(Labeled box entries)
══════════
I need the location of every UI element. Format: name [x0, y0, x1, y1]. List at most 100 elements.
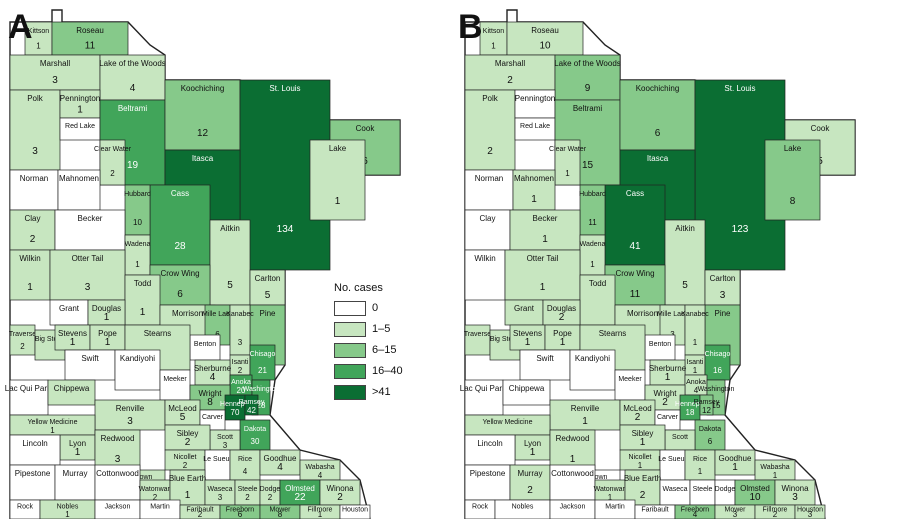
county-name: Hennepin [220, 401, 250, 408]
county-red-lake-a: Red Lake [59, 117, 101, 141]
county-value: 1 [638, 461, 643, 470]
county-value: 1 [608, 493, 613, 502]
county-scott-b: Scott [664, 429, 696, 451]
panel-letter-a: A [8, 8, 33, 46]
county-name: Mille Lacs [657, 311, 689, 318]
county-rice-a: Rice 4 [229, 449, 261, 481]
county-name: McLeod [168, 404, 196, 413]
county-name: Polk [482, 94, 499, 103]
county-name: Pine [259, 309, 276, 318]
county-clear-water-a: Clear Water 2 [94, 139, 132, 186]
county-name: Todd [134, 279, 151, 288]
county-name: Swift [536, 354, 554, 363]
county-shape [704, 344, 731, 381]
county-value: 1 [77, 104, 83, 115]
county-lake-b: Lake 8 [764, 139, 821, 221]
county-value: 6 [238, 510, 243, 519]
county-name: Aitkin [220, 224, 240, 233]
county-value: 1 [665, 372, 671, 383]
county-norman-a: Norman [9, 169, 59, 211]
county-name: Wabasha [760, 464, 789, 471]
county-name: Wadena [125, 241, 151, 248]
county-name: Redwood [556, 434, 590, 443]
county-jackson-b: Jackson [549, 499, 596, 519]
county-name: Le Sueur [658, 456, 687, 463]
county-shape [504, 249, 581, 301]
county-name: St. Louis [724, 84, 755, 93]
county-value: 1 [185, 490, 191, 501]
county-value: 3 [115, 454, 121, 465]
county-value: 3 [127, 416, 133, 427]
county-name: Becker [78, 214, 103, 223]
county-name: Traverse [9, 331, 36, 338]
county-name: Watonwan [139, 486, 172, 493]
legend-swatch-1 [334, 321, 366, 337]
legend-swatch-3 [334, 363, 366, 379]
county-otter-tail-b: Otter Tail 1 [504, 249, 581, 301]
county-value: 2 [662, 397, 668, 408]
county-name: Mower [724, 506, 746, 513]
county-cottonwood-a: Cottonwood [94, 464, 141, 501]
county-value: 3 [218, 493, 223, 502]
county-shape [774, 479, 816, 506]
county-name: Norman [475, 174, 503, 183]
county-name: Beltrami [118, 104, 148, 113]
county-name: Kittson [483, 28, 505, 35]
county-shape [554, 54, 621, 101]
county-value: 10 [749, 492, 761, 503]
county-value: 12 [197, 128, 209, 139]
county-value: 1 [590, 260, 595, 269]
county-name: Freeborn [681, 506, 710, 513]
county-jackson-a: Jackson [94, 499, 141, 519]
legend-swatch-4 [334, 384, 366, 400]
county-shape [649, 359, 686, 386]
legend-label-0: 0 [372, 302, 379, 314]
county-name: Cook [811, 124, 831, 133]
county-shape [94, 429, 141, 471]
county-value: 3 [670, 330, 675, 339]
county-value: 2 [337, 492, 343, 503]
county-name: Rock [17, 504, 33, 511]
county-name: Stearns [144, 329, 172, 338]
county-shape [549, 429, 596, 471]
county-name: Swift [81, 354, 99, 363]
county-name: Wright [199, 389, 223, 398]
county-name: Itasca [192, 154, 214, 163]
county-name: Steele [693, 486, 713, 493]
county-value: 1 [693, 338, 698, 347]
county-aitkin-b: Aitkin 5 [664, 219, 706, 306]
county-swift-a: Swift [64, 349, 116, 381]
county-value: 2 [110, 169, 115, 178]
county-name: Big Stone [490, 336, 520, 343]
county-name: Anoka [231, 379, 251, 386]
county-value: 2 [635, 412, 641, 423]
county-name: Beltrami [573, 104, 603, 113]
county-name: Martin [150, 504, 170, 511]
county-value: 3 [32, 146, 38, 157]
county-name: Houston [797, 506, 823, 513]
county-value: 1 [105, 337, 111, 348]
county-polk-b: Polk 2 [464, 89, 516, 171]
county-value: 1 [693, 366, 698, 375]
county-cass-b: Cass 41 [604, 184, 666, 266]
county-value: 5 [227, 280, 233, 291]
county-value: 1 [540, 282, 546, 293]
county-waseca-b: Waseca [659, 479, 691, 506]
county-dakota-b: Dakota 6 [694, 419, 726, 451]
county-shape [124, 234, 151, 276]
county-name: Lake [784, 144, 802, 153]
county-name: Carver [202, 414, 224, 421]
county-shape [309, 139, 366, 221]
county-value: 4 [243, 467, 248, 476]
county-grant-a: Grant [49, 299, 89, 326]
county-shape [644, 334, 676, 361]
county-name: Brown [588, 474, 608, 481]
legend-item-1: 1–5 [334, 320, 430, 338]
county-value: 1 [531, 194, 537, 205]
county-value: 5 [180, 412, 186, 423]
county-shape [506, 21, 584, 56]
══════════
Exercise objective
Retype every line of the entries above without changing anything, but leave out the pictures.

Right answer
I need the location of every UI element. Format: name [x0, y0, x1, y1]. List at most 100 elements.
county-name: Hennepin [220, 401, 250, 408]
county-red-lake-a: Red Lake [59, 117, 101, 141]
county-value: 1 [638, 461, 643, 470]
county-value: 1 [608, 493, 613, 502]
county-scott-b: Scott [664, 429, 696, 451]
panel-letter-a: A [8, 8, 33, 46]
county-name: Mille Lacs [657, 311, 689, 318]
county-rice-a: Rice 4 [229, 449, 261, 481]
county-name: McLeod [168, 404, 196, 413]
county-name: Polk [482, 94, 499, 103]
county-name: Pine [259, 309, 276, 318]
county-clear-water-a: Clear Water 2 [94, 139, 132, 186]
county-name: Todd [134, 279, 151, 288]
county-name: Swift [536, 354, 554, 363]
county-shape [704, 344, 731, 381]
county-value: 1 [77, 104, 83, 115]
county-lake-b: Lake 8 [764, 139, 821, 221]
county-value: 6 [238, 510, 243, 519]
county-name: Aitkin [220, 224, 240, 233]
county-value: 1 [665, 372, 671, 383]
county-norman-a: Norman [9, 169, 59, 211]
county-name: Wabasha [760, 464, 789, 471]
county-name: Wadena [125, 241, 151, 248]
county-name: Redwood [556, 434, 590, 443]
county-jackson-b: Jackson [549, 499, 596, 519]
county-name: Le Sueur [658, 456, 687, 463]
county-shape [504, 249, 581, 301]
county-name: St. Louis [724, 84, 755, 93]
county-value: 1 [185, 490, 191, 501]
county-value: 3 [115, 454, 121, 465]
county-value: 3 [127, 416, 133, 427]
county-name: Becker [78, 214, 103, 223]
county-name: Traverse [9, 331, 36, 338]
county-name: Watonwan [139, 486, 172, 493]
legend-swatch-1 [334, 321, 366, 337]
legend-swatch-3 [334, 363, 366, 379]
county-otter-tail-b: Otter Tail 1 [504, 249, 581, 301]
county-value: 2 [662, 397, 668, 408]
county-name: Mower [724, 506, 746, 513]
county-cottonwood-a: Cottonwood [94, 464, 141, 501]
county-value: 3 [218, 493, 223, 502]
county-shape [774, 479, 816, 506]
county-name: Norman [475, 174, 503, 183]
county-name: Beltrami [118, 104, 148, 113]
county-name: Kittson [483, 28, 505, 35]
county-shape [554, 54, 621, 101]
county-value: 10 [749, 492, 761, 503]
county-value: 12 [197, 128, 209, 139]
county-value: 1 [590, 260, 595, 269]
county-name: Freeborn [681, 506, 710, 513]
county-jackson-a: Jackson [94, 499, 141, 519]
legend-swatch-4 [334, 384, 366, 400]
county-shape [649, 359, 686, 386]
legend-label-0: 0 [372, 302, 379, 314]
county-name: Cook [811, 124, 831, 133]
county-shape [94, 429, 141, 471]
county-value: 3 [670, 330, 675, 339]
county-value: 2 [337, 492, 343, 503]
county-name: Rock [17, 504, 33, 511]
county-name: Stearns [144, 329, 172, 338]
county-shape [549, 429, 596, 471]
county-name: Swift [81, 354, 99, 363]
county-name: Wright [199, 389, 223, 398]
county-name: Itasca [192, 154, 214, 163]
county-name: Steele [693, 486, 713, 493]
county-value: 1 [693, 338, 698, 347]
county-aitkin-b: Aitkin 5 [664, 219, 706, 306]
county-swift-a: Swift [64, 349, 116, 381]
county-value: 2 [110, 169, 115, 178]
county-name: Big Stone [490, 336, 520, 343]
county-name: Anoka [231, 379, 251, 386]
county-value: 2 [635, 412, 641, 423]
county-name: Beltrami [573, 104, 603, 113]
county-name: Martin [150, 504, 170, 511]
county-value: 3 [32, 146, 38, 157]
county-name: Houston [797, 506, 823, 513]
county-value: 1 [105, 337, 111, 348]
county-polk-b: Polk 2 [464, 89, 516, 171]
county-value: 1 [693, 366, 698, 375]
county-cass-b: Cass 41 [604, 184, 666, 266]
county-value: 5 [227, 280, 233, 291]
county-value: 1 [540, 282, 546, 293]
county-waseca-b: Waseca [659, 479, 691, 506]
county-dakota-b: Dakota 6 [694, 419, 726, 451]
county-shape [124, 234, 151, 276]
county-name: Lake [784, 144, 802, 153]
county-name: Carver [202, 414, 224, 421]
county-shape [309, 139, 366, 221]
county-value: 4 [243, 467, 248, 476]
county-grant-a: Grant [49, 299, 89, 326]
county-shape [644, 334, 676, 361]
county-name: Brown [588, 474, 608, 481]
legend-item-1: 1–5 [334, 320, 430, 338]
county-value: 1 [531, 194, 537, 205]
county-value: 5 [180, 412, 186, 423]
county-shape [506, 21, 584, 56]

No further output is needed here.